Output each entry below as it stands, leaving out every picture.

####################

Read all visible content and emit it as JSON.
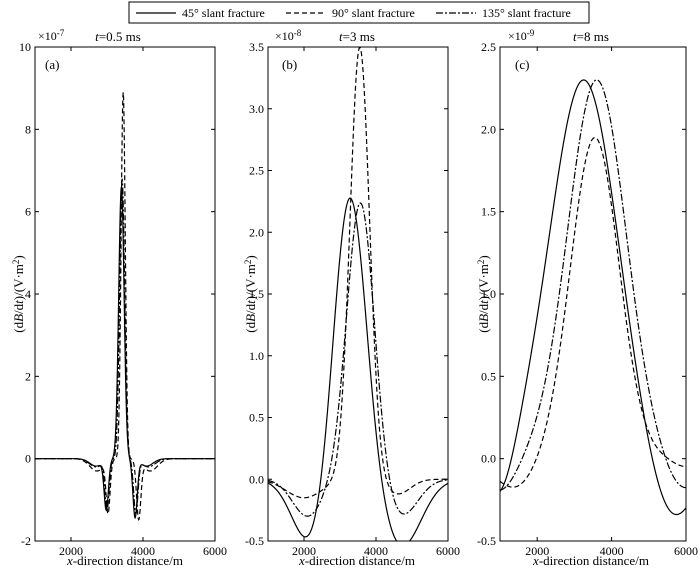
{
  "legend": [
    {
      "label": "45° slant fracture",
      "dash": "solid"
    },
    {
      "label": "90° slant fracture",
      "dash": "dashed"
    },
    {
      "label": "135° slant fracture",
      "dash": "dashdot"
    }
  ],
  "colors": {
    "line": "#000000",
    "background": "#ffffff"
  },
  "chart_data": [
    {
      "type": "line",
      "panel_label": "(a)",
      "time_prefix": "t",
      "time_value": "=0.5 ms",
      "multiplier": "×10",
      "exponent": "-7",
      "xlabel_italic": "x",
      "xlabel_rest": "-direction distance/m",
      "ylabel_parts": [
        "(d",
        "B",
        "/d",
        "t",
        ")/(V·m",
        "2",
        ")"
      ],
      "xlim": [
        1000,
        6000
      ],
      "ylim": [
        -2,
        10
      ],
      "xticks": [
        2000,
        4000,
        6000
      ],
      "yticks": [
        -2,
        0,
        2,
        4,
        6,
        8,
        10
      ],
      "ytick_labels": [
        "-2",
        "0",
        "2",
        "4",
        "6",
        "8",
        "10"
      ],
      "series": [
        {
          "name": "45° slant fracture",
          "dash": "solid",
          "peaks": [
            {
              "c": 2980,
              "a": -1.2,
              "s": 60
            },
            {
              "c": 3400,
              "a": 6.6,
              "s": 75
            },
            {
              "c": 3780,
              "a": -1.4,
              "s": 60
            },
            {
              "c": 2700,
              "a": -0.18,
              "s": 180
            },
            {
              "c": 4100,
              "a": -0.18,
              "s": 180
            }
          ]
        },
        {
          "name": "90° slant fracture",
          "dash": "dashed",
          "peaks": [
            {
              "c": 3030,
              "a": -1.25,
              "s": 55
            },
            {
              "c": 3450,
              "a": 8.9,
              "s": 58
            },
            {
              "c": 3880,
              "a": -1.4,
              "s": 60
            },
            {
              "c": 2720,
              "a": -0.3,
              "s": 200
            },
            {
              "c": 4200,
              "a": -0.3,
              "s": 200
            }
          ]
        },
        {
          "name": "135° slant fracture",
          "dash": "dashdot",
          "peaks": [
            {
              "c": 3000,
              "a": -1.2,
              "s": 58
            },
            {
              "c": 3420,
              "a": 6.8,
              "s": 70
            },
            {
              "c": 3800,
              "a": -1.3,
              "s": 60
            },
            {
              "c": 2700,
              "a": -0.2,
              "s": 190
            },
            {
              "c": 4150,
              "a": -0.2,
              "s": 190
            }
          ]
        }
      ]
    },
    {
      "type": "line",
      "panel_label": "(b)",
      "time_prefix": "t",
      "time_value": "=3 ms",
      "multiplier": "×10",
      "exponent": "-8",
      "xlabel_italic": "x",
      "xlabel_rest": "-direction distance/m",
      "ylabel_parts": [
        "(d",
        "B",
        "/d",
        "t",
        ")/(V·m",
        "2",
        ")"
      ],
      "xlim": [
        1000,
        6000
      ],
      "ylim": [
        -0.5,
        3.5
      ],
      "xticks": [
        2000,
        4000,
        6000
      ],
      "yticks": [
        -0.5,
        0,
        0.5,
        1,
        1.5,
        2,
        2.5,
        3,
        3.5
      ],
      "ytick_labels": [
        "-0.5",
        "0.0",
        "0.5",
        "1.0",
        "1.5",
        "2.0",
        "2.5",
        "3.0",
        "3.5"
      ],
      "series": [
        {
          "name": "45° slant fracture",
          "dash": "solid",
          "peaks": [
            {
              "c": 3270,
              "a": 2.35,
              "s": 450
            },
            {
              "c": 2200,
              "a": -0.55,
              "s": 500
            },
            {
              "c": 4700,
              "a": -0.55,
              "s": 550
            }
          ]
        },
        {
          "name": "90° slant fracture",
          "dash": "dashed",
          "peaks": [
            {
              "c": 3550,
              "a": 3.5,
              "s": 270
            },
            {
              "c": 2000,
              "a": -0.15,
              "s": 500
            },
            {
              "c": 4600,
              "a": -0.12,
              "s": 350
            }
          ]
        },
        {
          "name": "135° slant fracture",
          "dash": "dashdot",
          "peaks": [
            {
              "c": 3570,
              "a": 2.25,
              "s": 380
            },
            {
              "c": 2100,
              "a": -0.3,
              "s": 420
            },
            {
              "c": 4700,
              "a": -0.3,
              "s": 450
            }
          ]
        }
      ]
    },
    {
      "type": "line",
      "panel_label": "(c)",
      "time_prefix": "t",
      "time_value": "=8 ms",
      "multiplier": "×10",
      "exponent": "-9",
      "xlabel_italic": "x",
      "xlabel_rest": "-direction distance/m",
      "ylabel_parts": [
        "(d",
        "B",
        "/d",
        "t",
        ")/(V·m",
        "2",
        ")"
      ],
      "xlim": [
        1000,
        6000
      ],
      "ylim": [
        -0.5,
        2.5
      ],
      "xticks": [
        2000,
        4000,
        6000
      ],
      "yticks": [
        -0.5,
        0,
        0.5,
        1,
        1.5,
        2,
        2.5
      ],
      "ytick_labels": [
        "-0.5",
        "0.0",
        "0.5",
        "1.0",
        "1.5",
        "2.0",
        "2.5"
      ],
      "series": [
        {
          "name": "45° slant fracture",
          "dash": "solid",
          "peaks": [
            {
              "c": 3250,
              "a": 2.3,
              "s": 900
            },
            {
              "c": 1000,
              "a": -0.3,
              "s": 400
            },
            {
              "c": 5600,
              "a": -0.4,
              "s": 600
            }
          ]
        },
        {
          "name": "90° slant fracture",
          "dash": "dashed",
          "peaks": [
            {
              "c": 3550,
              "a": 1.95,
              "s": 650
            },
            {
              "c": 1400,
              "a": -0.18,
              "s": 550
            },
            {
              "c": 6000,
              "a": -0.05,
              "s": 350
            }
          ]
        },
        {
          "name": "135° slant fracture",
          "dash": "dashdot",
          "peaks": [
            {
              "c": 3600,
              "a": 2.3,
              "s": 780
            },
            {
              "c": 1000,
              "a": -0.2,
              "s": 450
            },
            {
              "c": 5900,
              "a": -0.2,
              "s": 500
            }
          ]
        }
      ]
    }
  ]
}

####################

SOLUTION:
Read all visible content and emit it as JSON.
{
  "legend": [
    {
      "label": "45° slant fracture",
      "dash": "solid"
    },
    {
      "label": "90° slant fracture",
      "dash": "dashed"
    },
    {
      "label": "135° slant fracture",
      "dash": "dashdot"
    }
  ],
  "colors": {
    "line": "#000000",
    "background": "#ffffff"
  },
  "chart_data": [
    {
      "type": "line",
      "panel_label": "(a)",
      "time_prefix": "t",
      "time_value": "=0.5 ms",
      "multiplier": "×10",
      "exponent": "-7",
      "xlabel_italic": "x",
      "xlabel_rest": "-direction distance/m",
      "ylabel_parts": [
        "(d",
        "B",
        "/d",
        "t",
        ")/(V·m",
        "2",
        ")"
      ],
      "xlim": [
        1000,
        6000
      ],
      "ylim": [
        -2,
        10
      ],
      "xticks": [
        2000,
        4000,
        6000
      ],
      "yticks": [
        -2,
        0,
        2,
        4,
        6,
        8,
        10
      ],
      "ytick_labels": [
        "-2",
        "0",
        "2",
        "4",
        "6",
        "8",
        "10"
      ],
      "series": [
        {
          "name": "45° slant fracture",
          "dash": "solid",
          "peaks": [
            {
              "c": 2980,
              "a": -1.2,
              "s": 60
            },
            {
              "c": 3400,
              "a": 6.6,
              "s": 75
            },
            {
              "c": 3780,
              "a": -1.4,
              "s": 60
            },
            {
              "c": 2700,
              "a": -0.18,
              "s": 180
            },
            {
              "c": 4100,
              "a": -0.18,
              "s": 180
            }
          ]
        },
        {
          "name": "90° slant fracture",
          "dash": "dashed",
          "peaks": [
            {
              "c": 3030,
              "a": -1.25,
              "s": 55
            },
            {
              "c": 3450,
              "a": 8.9,
              "s": 58
            },
            {
              "c": 3880,
              "a": -1.4,
              "s": 60
            },
            {
              "c": 2720,
              "a": -0.3,
              "s": 200
            },
            {
              "c": 4200,
              "a": -0.3,
              "s": 200
            }
          ]
        },
        {
          "name": "135° slant fracture",
          "dash": "dashdot",
          "peaks": [
            {
              "c": 3000,
              "a": -1.2,
              "s": 58
            },
            {
              "c": 3420,
              "a": 6.8,
              "s": 70
            },
            {
              "c": 3800,
              "a": -1.3,
              "s": 60
            },
            {
              "c": 2700,
              "a": -0.2,
              "s": 190
            },
            {
              "c": 4150,
              "a": -0.2,
              "s": 190
            }
          ]
        }
      ]
    },
    {
      "type": "line",
      "panel_label": "(b)",
      "time_prefix": "t",
      "time_value": "=3 ms",
      "multiplier": "×10",
      "exponent": "-8",
      "xlabel_italic": "x",
      "xlabel_rest": "-direction distance/m",
      "ylabel_parts": [
        "(d",
        "B",
        "/d",
        "t",
        ")/(V·m",
        "2",
        ")"
      ],
      "xlim": [
        1000,
        6000
      ],
      "ylim": [
        -0.5,
        3.5
      ],
      "xticks": [
        2000,
        4000,
        6000
      ],
      "yticks": [
        -0.5,
        0,
        0.5,
        1,
        1.5,
        2,
        2.5,
        3,
        3.5
      ],
      "ytick_labels": [
        "-0.5",
        "0.0",
        "0.5",
        "1.0",
        "1.5",
        "2.0",
        "2.5",
        "3.0",
        "3.5"
      ],
      "series": [
        {
          "name": "45° slant fracture",
          "dash": "solid",
          "peaks": [
            {
              "c": 3270,
              "a": 2.35,
              "s": 450
            },
            {
              "c": 2200,
              "a": -0.55,
              "s": 500
            },
            {
              "c": 4700,
              "a": -0.55,
              "s": 550
            }
          ]
        },
        {
          "name": "90° slant fracture",
          "dash": "dashed",
          "peaks": [
            {
              "c": 3550,
              "a": 3.5,
              "s": 270
            },
            {
              "c": 2000,
              "a": -0.15,
              "s": 500
            },
            {
              "c": 4600,
              "a": -0.12,
              "s": 350
            }
          ]
        },
        {
          "name": "135° slant fracture",
          "dash": "dashdot",
          "peaks": [
            {
              "c": 3570,
              "a": 2.25,
              "s": 380
            },
            {
              "c": 2100,
              "a": -0.3,
              "s": 420
            },
            {
              "c": 4700,
              "a": -0.3,
              "s": 450
            }
          ]
        }
      ]
    },
    {
      "type": "line",
      "panel_label": "(c)",
      "time_prefix": "t",
      "time_value": "=8 ms",
      "multiplier": "×10",
      "exponent": "-9",
      "xlabel_italic": "x",
      "xlabel_rest": "-direction distance/m",
      "ylabel_parts": [
        "(d",
        "B",
        "/d",
        "t",
        ")/(V·m",
        "2",
        ")"
      ],
      "xlim": [
        1000,
        6000
      ],
      "ylim": [
        -0.5,
        2.5
      ],
      "xticks": [
        2000,
        4000,
        6000
      ],
      "yticks": [
        -0.5,
        0,
        0.5,
        1,
        1.5,
        2,
        2.5
      ],
      "ytick_labels": [
        "-0.5",
        "0.0",
        "0.5",
        "1.0",
        "1.5",
        "2.0",
        "2.5"
      ],
      "series": [
        {
          "name": "45° slant fracture",
          "dash": "solid",
          "peaks": [
            {
              "c": 3250,
              "a": 2.3,
              "s": 900
            },
            {
              "c": 1000,
              "a": -0.3,
              "s": 400
            },
            {
              "c": 5600,
              "a": -0.4,
              "s": 600
            }
          ]
        },
        {
          "name": "90° slant fracture",
          "dash": "dashed",
          "peaks": [
            {
              "c": 3550,
              "a": 1.95,
              "s": 650
            },
            {
              "c": 1400,
              "a": -0.18,
              "s": 550
            },
            {
              "c": 6000,
              "a": -0.05,
              "s": 350
            }
          ]
        },
        {
          "name": "135° slant fracture",
          "dash": "dashdot",
          "peaks": [
            {
              "c": 3600,
              "a": 2.3,
              "s": 780
            },
            {
              "c": 1000,
              "a": -0.2,
              "s": 450
            },
            {
              "c": 5900,
              "a": -0.2,
              "s": 500
            }
          ]
        }
      ]
    }
  ]
}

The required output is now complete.